[Do this]: Nothing in the data should change when you return it, but leave the pictures out.

[Data rows]:
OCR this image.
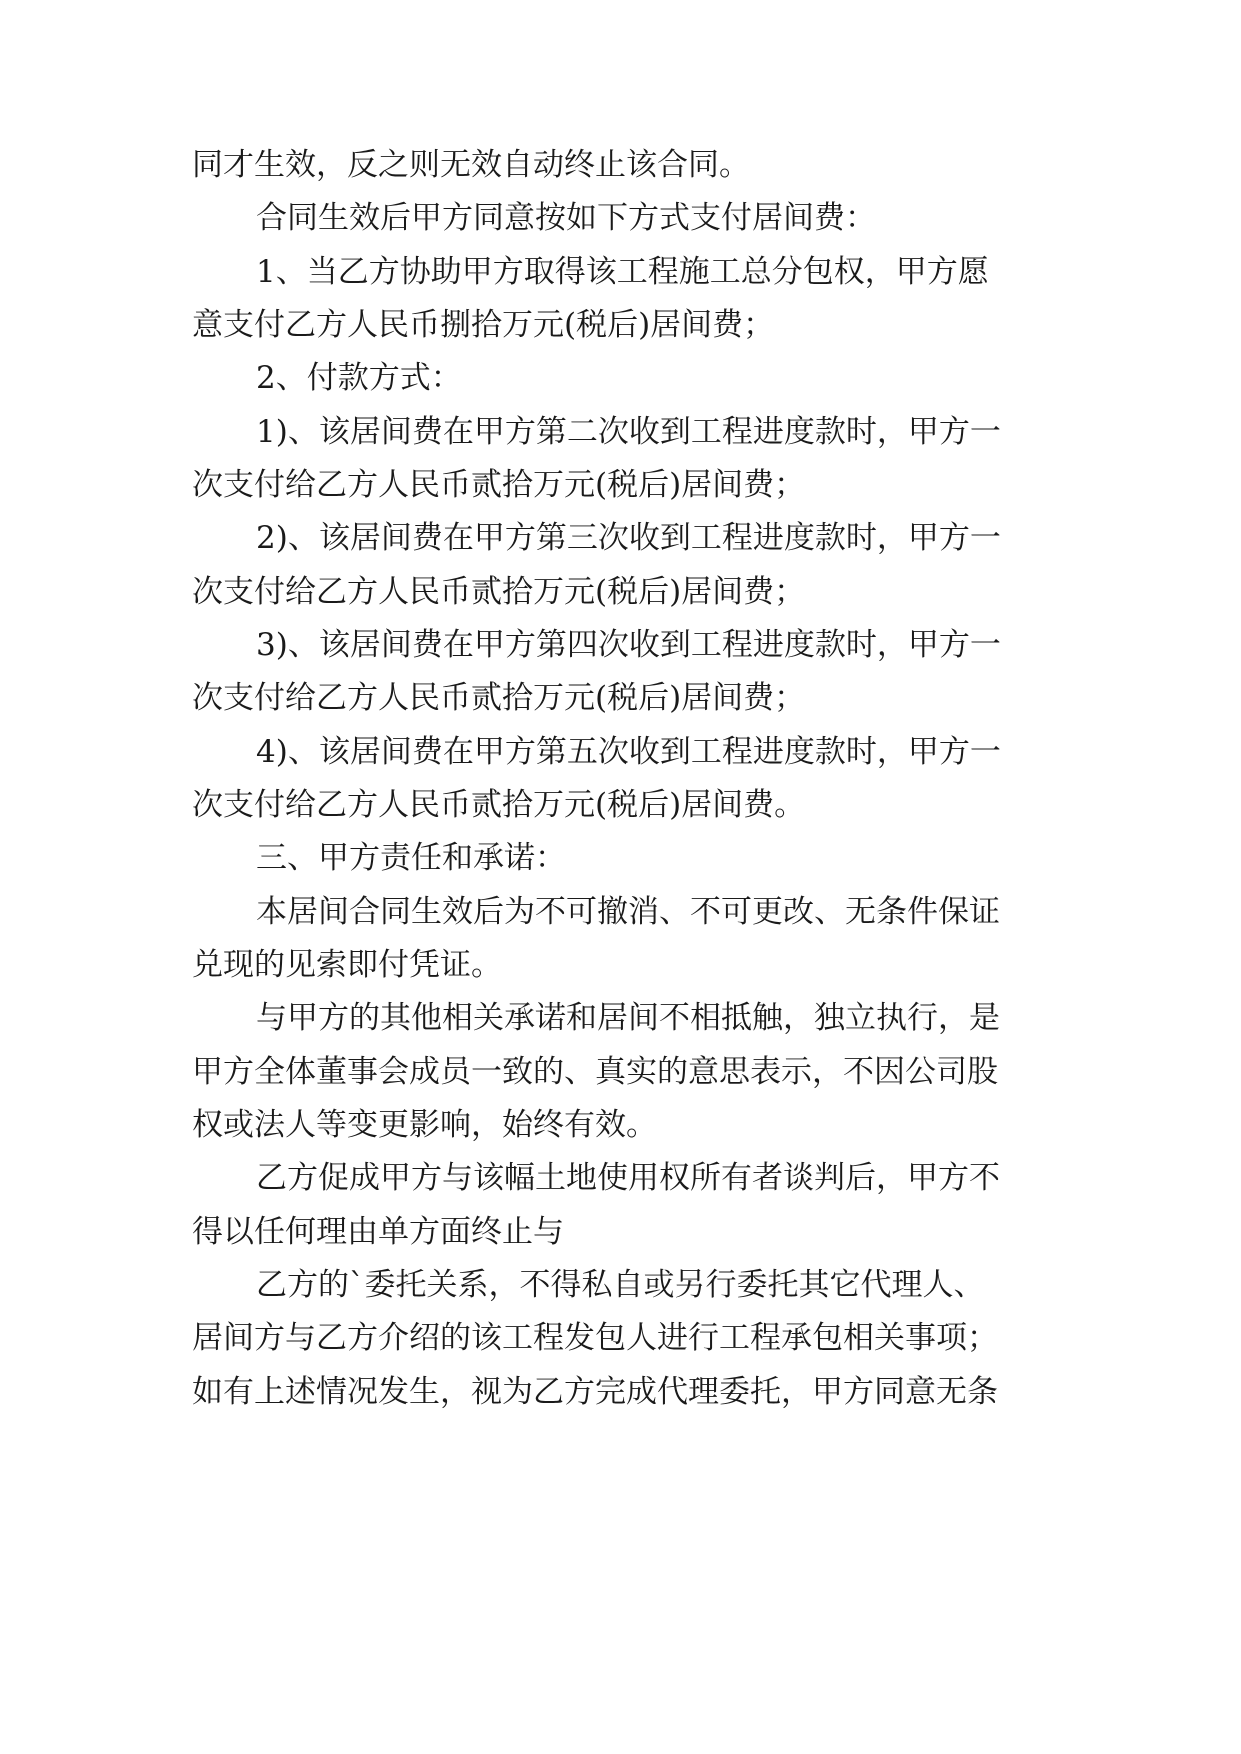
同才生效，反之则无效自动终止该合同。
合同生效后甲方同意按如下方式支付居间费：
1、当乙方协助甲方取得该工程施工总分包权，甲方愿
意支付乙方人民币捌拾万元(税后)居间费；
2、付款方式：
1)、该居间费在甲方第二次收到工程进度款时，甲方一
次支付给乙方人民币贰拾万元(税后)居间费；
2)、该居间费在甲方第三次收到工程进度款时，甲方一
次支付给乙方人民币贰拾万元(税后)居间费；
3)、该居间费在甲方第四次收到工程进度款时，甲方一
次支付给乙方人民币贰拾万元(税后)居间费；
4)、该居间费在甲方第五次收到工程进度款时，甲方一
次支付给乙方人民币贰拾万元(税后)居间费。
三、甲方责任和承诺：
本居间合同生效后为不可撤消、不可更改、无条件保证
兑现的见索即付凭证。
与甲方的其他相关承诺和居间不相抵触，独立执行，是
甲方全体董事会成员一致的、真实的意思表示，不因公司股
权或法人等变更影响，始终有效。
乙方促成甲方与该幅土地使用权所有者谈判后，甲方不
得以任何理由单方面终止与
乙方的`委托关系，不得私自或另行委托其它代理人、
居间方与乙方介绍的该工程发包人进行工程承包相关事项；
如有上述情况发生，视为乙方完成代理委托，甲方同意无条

[Exercise response]:
OCR this image.
同才生效，反之则无效自动终止该合同。
合同生效后甲方同意按如下方式支付居间费：
1、当乙方协助甲方取得该工程施工总分包权，甲方愿
意支付乙方人民币捌拾万元(税后)居间费；
2、付款方式：
1)、该居间费在甲方第二次收到工程进度款时，甲方一
次支付给乙方人民币贰拾万元(税后)居间费；
2)、该居间费在甲方第三次收到工程进度款时，甲方一
次支付给乙方人民币贰拾万元(税后)居间费；
3)、该居间费在甲方第四次收到工程进度款时，甲方一
次支付给乙方人民币贰拾万元(税后)居间费；
4)、该居间费在甲方第五次收到工程进度款时，甲方一
次支付给乙方人民币贰拾万元(税后)居间费。
三、甲方责任和承诺：
本居间合同生效后为不可撤消、不可更改、无条件保证
兑现的见索即付凭证。
与甲方的其他相关承诺和居间不相抵触，独立执行，是
甲方全体董事会成员一致的、真实的意思表示，不因公司股
权或法人等变更影响，始终有效。
乙方促成甲方与该幅土地使用权所有者谈判后，甲方不
得以任何理由单方面终止与
乙方的`委托关系，不得私自或另行委托其它代理人、
居间方与乙方介绍的该工程发包人进行工程承包相关事项；
如有上述情况发生，视为乙方完成代理委托，甲方同意无条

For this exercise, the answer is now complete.